_What needs to be done_:
All of the material below is to be repeated exactly.

━━━━━━━━━━━━━━━━

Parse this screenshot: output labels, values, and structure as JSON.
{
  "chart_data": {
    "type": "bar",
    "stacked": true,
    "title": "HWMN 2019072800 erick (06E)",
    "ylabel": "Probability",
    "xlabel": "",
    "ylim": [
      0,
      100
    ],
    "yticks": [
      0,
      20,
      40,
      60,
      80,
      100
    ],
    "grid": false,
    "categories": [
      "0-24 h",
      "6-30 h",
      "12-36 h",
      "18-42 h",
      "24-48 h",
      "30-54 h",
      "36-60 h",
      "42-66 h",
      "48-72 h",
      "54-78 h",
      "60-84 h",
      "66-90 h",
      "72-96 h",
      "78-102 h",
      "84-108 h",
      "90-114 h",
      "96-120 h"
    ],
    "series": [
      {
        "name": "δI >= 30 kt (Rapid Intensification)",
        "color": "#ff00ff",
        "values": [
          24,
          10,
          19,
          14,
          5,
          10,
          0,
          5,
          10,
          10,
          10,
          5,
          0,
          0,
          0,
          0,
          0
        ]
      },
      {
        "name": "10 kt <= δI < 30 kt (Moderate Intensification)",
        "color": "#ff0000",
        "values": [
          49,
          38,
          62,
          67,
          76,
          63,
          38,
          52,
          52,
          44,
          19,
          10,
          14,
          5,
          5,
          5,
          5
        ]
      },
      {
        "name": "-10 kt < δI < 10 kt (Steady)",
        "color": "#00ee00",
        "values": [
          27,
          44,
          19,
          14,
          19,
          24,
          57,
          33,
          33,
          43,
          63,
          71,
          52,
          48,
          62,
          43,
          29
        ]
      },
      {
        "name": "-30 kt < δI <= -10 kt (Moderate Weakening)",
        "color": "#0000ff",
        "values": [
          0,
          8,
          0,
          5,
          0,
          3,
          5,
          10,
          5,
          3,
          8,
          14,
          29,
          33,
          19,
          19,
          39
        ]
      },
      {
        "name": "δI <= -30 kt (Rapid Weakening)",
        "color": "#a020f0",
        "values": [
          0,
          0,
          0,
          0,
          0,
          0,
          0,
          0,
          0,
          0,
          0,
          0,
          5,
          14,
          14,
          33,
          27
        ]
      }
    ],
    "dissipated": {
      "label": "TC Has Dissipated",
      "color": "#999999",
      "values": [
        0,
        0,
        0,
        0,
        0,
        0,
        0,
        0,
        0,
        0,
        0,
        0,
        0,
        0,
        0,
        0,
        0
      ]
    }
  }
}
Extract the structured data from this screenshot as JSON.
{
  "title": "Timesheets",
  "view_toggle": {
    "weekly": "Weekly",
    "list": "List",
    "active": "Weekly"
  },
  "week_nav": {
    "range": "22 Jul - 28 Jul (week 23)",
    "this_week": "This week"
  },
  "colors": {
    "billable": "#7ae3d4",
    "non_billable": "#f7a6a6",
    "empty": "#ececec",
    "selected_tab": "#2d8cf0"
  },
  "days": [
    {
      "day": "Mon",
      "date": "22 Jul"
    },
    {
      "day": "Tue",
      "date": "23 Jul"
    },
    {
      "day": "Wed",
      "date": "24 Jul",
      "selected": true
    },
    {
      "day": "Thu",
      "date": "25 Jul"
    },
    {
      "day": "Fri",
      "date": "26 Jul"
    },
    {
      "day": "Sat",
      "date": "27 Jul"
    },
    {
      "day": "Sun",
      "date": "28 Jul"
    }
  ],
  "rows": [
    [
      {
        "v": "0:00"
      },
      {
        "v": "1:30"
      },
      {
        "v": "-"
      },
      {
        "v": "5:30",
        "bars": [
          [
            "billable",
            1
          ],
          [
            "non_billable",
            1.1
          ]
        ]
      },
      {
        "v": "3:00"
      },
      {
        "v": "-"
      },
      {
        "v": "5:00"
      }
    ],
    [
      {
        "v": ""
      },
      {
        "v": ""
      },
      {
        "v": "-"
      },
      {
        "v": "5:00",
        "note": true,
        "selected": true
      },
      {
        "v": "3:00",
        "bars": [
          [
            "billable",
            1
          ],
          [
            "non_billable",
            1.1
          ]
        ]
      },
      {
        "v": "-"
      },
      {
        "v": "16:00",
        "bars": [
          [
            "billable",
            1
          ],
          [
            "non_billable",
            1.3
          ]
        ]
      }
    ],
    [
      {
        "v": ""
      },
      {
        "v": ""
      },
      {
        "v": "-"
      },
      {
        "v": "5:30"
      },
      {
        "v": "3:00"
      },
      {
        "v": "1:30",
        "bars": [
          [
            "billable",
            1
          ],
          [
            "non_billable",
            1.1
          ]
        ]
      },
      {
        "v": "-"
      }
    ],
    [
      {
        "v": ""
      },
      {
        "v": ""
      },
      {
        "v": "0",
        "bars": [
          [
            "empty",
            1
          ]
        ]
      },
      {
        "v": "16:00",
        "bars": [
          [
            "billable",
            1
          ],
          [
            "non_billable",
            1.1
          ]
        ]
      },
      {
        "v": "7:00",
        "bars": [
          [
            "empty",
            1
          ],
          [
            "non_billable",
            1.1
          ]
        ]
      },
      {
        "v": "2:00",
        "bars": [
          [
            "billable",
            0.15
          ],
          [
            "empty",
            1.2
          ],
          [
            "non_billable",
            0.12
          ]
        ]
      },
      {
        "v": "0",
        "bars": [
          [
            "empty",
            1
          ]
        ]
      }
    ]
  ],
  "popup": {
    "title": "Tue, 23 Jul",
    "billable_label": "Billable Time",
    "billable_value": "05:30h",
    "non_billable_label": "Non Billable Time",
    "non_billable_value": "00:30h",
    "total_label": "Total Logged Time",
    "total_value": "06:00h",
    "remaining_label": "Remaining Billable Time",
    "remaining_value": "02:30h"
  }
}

━━━━━━━━━━━━━━━━

_Answer to the exercise_:
Parse this screenshot: output labels, values, and structure as JSON.
{
  "chart_data": {
    "type": "bar",
    "stacked": true,
    "title": "HWMN 2019072800 erick (06E)",
    "ylabel": "Probability",
    "xlabel": "",
    "ylim": [
      0,
      100
    ],
    "yticks": [
      0,
      20,
      40,
      60,
      80,
      100
    ],
    "grid": false,
    "categories": [
      "0-24 h",
      "6-30 h",
      "12-36 h",
      "18-42 h",
      "24-48 h",
      "30-54 h",
      "36-60 h",
      "42-66 h",
      "48-72 h",
      "54-78 h",
      "60-84 h",
      "66-90 h",
      "72-96 h",
      "78-102 h",
      "84-108 h",
      "90-114 h",
      "96-120 h"
    ],
    "series": [
      {
        "name": "δI >= 30 kt (Rapid Intensification)",
        "color": "#ff00ff",
        "values": [
          24,
          10,
          19,
          14,
          5,
          10,
          0,
          5,
          10,
          10,
          10,
          5,
          0,
          0,
          0,
          0,
          0
        ]
      },
      {
        "name": "10 kt <= δI < 30 kt (Moderate Intensification)",
        "color": "#ff0000",
        "values": [
          49,
          38,
          62,
          67,
          76,
          63,
          38,
          52,
          52,
          44,
          19,
          10,
          14,
          5,
          5,
          5,
          5
        ]
      },
      {
        "name": "-10 kt < δI < 10 kt (Steady)",
        "color": "#00ee00",
        "values": [
          27,
          44,
          19,
          14,
          19,
          24,
          57,
          33,
          33,
          43,
          63,
          71,
          52,
          48,
          62,
          43,
          29
        ]
      },
      {
        "name": "-30 kt < δI <= -10 kt (Moderate Weakening)",
        "color": "#0000ff",
        "values": [
          0,
          8,
          0,
          5,
          0,
          3,
          5,
          10,
          5,
          3,
          8,
          14,
          29,
          33,
          19,
          19,
          39
        ]
      },
      {
        "name": "δI <= -30 kt (Rapid Weakening)",
        "color": "#a020f0",
        "values": [
          0,
          0,
          0,
          0,
          0,
          0,
          0,
          0,
          0,
          0,
          0,
          0,
          5,
          14,
          14,
          33,
          27
        ]
      }
    ],
    "dissipated": {
      "label": "TC Has Dissipated",
      "color": "#999999",
      "values": [
        0,
        0,
        0,
        0,
        0,
        0,
        0,
        0,
        0,
        0,
        0,
        0,
        0,
        0,
        0,
        0,
        0
      ]
    }
  }
}
Extract the structured data from this screenshot as JSON.
{
  "title": "Timesheets",
  "view_toggle": {
    "weekly": "Weekly",
    "list": "List",
    "active": "Weekly"
  },
  "week_nav": {
    "range": "22 Jul - 28 Jul (week 23)",
    "this_week": "This week"
  },
  "colors": {
    "billable": "#7ae3d4",
    "non_billable": "#f7a6a6",
    "empty": "#ececec",
    "selected_tab": "#2d8cf0"
  },
  "days": [
    {
      "day": "Mon",
      "date": "22 Jul"
    },
    {
      "day": "Tue",
      "date": "23 Jul"
    },
    {
      "day": "Wed",
      "date": "24 Jul",
      "selected": true
    },
    {
      "day": "Thu",
      "date": "25 Jul"
    },
    {
      "day": "Fri",
      "date": "26 Jul"
    },
    {
      "day": "Sat",
      "date": "27 Jul"
    },
    {
      "day": "Sun",
      "date": "28 Jul"
    }
  ],
  "rows": [
    [
      {
        "v": "0:00"
      },
      {
        "v": "1:30"
      },
      {
        "v": "-"
      },
      {
        "v": "5:30",
        "bars": [
          [
            "billable",
            1
          ],
          [
            "non_billable",
            1.1
          ]
        ]
      },
      {
        "v": "3:00"
      },
      {
        "v": "-"
      },
      {
        "v": "5:00"
      }
    ],
    [
      {
        "v": ""
      },
      {
        "v": ""
      },
      {
        "v": "-"
      },
      {
        "v": "5:00",
        "note": true,
        "selected": true
      },
      {
        "v": "3:00",
        "bars": [
          [
            "billable",
            1
          ],
          [
            "non_billable",
            1.1
          ]
        ]
      },
      {
        "v": "-"
      },
      {
        "v": "16:00",
        "bars": [
          [
            "billable",
            1
          ],
          [
            "non_billable",
            1.3
          ]
        ]
      }
    ],
    [
      {
        "v": ""
      },
      {
        "v": ""
      },
      {
        "v": "-"
      },
      {
        "v": "5:30"
      },
      {
        "v": "3:00"
      },
      {
        "v": "1:30",
        "bars": [
          [
            "billable",
            1
          ],
          [
            "non_billable",
            1.1
          ]
        ]
      },
      {
        "v": "-"
      }
    ],
    [
      {
        "v": ""
      },
      {
        "v": ""
      },
      {
        "v": "0",
        "bars": [
          [
            "empty",
            1
          ]
        ]
      },
      {
        "v": "16:00",
        "bars": [
          [
            "billable",
            1
          ],
          [
            "non_billable",
            1.1
          ]
        ]
      },
      {
        "v": "7:00",
        "bars": [
          [
            "empty",
            1
          ],
          [
            "non_billable",
            1.1
          ]
        ]
      },
      {
        "v": "2:00",
        "bars": [
          [
            "billable",
            0.15
          ],
          [
            "empty",
            1.2
          ],
          [
            "non_billable",
            0.12
          ]
        ]
      },
      {
        "v": "0",
        "bars": [
          [
            "empty",
            1
          ]
        ]
      }
    ]
  ],
  "popup": {
    "title": "Tue, 23 Jul",
    "billable_label": "Billable Time",
    "billable_value": "05:30h",
    "non_billable_label": "Non Billable Time",
    "non_billable_value": "00:30h",
    "total_label": "Total Logged Time",
    "total_value": "06:00h",
    "remaining_label": "Remaining Billable Time",
    "remaining_value": "02:30h"
  }
}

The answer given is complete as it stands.